## WHAT YOU WILL DO
Produce an exact copy of all the data below, dropping every image.

Figure contents as structured data:

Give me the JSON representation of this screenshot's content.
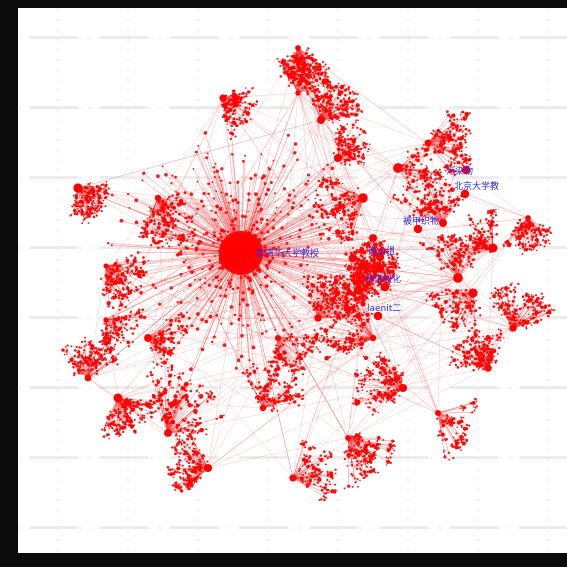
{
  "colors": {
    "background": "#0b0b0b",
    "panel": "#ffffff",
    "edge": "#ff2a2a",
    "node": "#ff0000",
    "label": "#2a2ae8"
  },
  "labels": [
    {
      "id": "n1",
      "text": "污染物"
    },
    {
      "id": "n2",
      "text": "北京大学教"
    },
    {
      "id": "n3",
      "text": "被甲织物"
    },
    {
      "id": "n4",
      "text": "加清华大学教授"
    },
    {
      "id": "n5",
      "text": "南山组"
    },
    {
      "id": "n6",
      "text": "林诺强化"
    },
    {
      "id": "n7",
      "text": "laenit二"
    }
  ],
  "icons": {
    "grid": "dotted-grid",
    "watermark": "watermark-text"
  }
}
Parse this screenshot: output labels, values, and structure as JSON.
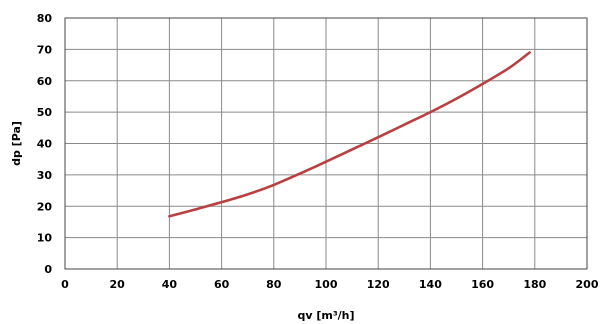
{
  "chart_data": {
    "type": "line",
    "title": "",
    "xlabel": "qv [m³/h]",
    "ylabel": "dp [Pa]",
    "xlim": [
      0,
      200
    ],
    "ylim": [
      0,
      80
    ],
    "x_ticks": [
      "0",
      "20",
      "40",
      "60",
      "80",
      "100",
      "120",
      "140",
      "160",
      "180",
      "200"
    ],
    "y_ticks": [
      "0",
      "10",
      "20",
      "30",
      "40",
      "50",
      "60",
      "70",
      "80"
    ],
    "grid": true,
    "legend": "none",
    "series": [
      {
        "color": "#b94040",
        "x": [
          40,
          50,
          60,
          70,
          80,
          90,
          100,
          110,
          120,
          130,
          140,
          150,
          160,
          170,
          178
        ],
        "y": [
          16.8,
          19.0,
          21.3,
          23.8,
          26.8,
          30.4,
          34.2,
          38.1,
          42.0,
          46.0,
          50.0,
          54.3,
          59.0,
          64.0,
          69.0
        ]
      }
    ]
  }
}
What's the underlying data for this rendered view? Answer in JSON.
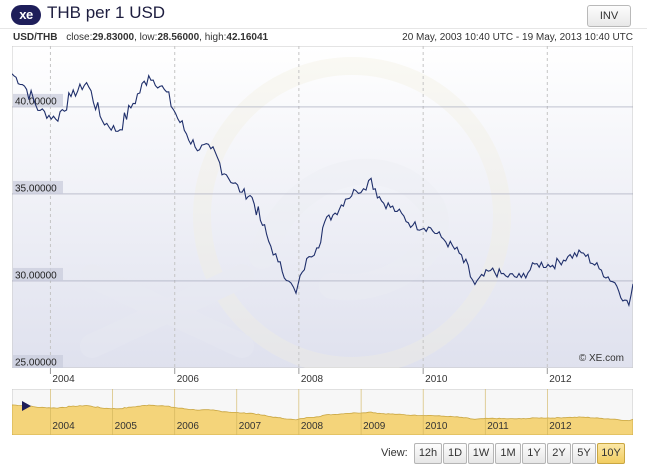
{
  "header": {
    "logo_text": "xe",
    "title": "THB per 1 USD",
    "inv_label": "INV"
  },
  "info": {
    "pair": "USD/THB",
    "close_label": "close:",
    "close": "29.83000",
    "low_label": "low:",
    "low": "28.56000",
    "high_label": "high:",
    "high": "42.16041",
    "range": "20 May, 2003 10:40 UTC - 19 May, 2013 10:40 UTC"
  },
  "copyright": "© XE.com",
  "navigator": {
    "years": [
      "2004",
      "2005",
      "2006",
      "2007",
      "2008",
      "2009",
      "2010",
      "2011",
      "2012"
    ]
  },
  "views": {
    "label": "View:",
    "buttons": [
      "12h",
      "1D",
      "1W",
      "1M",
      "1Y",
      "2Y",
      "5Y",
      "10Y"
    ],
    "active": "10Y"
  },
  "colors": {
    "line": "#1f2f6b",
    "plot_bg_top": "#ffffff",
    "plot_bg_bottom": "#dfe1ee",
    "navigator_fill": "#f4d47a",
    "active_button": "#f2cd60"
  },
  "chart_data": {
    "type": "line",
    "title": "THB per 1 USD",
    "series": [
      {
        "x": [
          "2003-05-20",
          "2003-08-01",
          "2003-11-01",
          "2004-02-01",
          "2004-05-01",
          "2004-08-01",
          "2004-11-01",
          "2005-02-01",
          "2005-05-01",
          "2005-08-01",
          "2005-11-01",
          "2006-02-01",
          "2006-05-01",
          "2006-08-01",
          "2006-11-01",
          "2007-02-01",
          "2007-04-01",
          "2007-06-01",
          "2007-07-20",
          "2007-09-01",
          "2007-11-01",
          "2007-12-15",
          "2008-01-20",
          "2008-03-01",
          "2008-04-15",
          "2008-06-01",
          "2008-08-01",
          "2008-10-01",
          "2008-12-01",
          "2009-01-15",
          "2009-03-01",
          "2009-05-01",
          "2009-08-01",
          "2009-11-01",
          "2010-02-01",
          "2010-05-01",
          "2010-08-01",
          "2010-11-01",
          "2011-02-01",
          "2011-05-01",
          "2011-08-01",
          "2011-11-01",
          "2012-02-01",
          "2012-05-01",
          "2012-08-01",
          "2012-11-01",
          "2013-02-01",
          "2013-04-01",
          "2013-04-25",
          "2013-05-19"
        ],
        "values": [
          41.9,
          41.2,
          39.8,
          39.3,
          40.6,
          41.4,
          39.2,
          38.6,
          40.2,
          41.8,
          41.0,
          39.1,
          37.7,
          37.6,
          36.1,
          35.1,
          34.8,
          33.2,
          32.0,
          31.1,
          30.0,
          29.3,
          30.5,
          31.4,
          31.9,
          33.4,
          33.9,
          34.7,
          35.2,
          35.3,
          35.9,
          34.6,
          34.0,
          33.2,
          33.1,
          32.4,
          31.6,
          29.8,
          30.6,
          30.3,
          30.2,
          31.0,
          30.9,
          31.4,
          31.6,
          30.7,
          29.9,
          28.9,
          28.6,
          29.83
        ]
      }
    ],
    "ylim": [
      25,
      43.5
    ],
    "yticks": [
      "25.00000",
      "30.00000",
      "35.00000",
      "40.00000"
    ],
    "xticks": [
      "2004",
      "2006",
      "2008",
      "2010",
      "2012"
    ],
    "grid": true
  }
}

## WORKED ANSWER
Give me the JSON representation of this screenshot's content.
{
  "colors": {
    "background": "#0b0b0b",
    "panel": "#ffffff",
    "edge": "#ff2a2a",
    "node": "#ff0000",
    "label": "#2a2ae8"
  },
  "labels": [
    {
      "id": "n1",
      "text": "污染物"
    },
    {
      "id": "n2",
      "text": "北京大学教"
    },
    {
      "id": "n3",
      "text": "被甲织物"
    },
    {
      "id": "n4",
      "text": "加清华大学教授"
    },
    {
      "id": "n5",
      "text": "南山组"
    },
    {
      "id": "n6",
      "text": "林诺强化"
    },
    {
      "id": "n7",
      "text": "laenit二"
    }
  ],
  "icons": {
    "grid": "dotted-grid",
    "watermark": "watermark-text"
  }
}
Parse this screenshot: output labels, values, and structure as JSON.
{
  "chart_data": {
    "type": "line",
    "title": "",
    "xlabel": "qv [m³/h]",
    "ylabel": "dp [Pa]",
    "xlim": [
      0,
      200
    ],
    "ylim": [
      0,
      80
    ],
    "x_ticks": [
      "0",
      "20",
      "40",
      "60",
      "80",
      "100",
      "120",
      "140",
      "160",
      "180",
      "200"
    ],
    "y_ticks": [
      "0",
      "10",
      "20",
      "30",
      "40",
      "50",
      "60",
      "70",
      "80"
    ],
    "grid": true,
    "legend": "none",
    "series": [
      {
        "color": "#b94040",
        "x": [
          40,
          50,
          60,
          70,
          80,
          90,
          100,
          110,
          120,
          130,
          140,
          150,
          160,
          170,
          178
        ],
        "y": [
          16.8,
          19.0,
          21.3,
          23.8,
          26.8,
          30.4,
          34.2,
          38.1,
          42.0,
          46.0,
          50.0,
          54.3,
          59.0,
          64.0,
          69.0
        ]
      }
    ]
  }
}
What's the underlying data for this rendered view? Answer in JSON.
{
  "header": {
    "logo_text": "xe",
    "title": "THB per 1 USD",
    "inv_label": "INV"
  },
  "info": {
    "pair": "USD/THB",
    "close_label": "close:",
    "close": "29.83000",
    "low_label": "low:",
    "low": "28.56000",
    "high_label": "high:",
    "high": "42.16041",
    "range": "20 May, 2003 10:40 UTC - 19 May, 2013 10:40 UTC"
  },
  "copyright": "© XE.com",
  "navigator": {
    "years": [
      "2004",
      "2005",
      "2006",
      "2007",
      "2008",
      "2009",
      "2010",
      "2011",
      "2012"
    ]
  },
  "views": {
    "label": "View:",
    "buttons": [
      "12h",
      "1D",
      "1W",
      "1M",
      "1Y",
      "2Y",
      "5Y",
      "10Y"
    ],
    "active": "10Y"
  },
  "colors": {
    "line": "#1f2f6b",
    "plot_bg_top": "#ffffff",
    "plot_bg_bottom": "#dfe1ee",
    "navigator_fill": "#f4d47a",
    "active_button": "#f2cd60"
  },
  "chart_data": {
    "type": "line",
    "title": "THB per 1 USD",
    "series": [
      {
        "x": [
          "2003-05-20",
          "2003-08-01",
          "2003-11-01",
          "2004-02-01",
          "2004-05-01",
          "2004-08-01",
          "2004-11-01",
          "2005-02-01",
          "2005-05-01",
          "2005-08-01",
          "2005-11-01",
          "2006-02-01",
          "2006-05-01",
          "2006-08-01",
          "2006-11-01",
          "2007-02-01",
          "2007-04-01",
          "2007-06-01",
          "2007-07-20",
          "2007-09-01",
          "2007-11-01",
          "2007-12-15",
          "2008-01-20",
          "2008-03-01",
          "2008-04-15",
          "2008-06-01",
          "2008-08-01",
          "2008-10-01",
          "2008-12-01",
          "2009-01-15",
          "2009-03-01",
          "2009-05-01",
          "2009-08-01",
          "2009-11-01",
          "2010-02-01",
          "2010-05-01",
          "2010-08-01",
          "2010-11-01",
          "2011-02-01",
          "2011-05-01",
          "2011-08-01",
          "2011-11-01",
          "2012-02-01",
          "2012-05-01",
          "2012-08-01",
          "2012-11-01",
          "2013-02-01",
          "2013-04-01",
          "2013-04-25",
          "2013-05-19"
        ],
        "values": [
          41.9,
          41.2,
          39.8,
          39.3,
          40.6,
          41.4,
          39.2,
          38.6,
          40.2,
          41.8,
          41.0,
          39.1,
          37.7,
          37.6,
          36.1,
          35.1,
          34.8,
          33.2,
          32.0,
          31.1,
          30.0,
          29.3,
          30.5,
          31.4,
          31.9,
          33.4,
          33.9,
          34.7,
          35.2,
          35.3,
          35.9,
          34.6,
          34.0,
          33.2,
          33.1,
          32.4,
          31.6,
          29.8,
          30.6,
          30.3,
          30.2,
          31.0,
          30.9,
          31.4,
          31.6,
          30.7,
          29.9,
          28.9,
          28.6,
          29.83
        ]
      }
    ],
    "ylim": [
      25,
      43.5
    ],
    "yticks": [
      "25.00000",
      "30.00000",
      "35.00000",
      "40.00000"
    ],
    "xticks": [
      "2004",
      "2006",
      "2008",
      "2010",
      "2012"
    ],
    "grid": true
  }
}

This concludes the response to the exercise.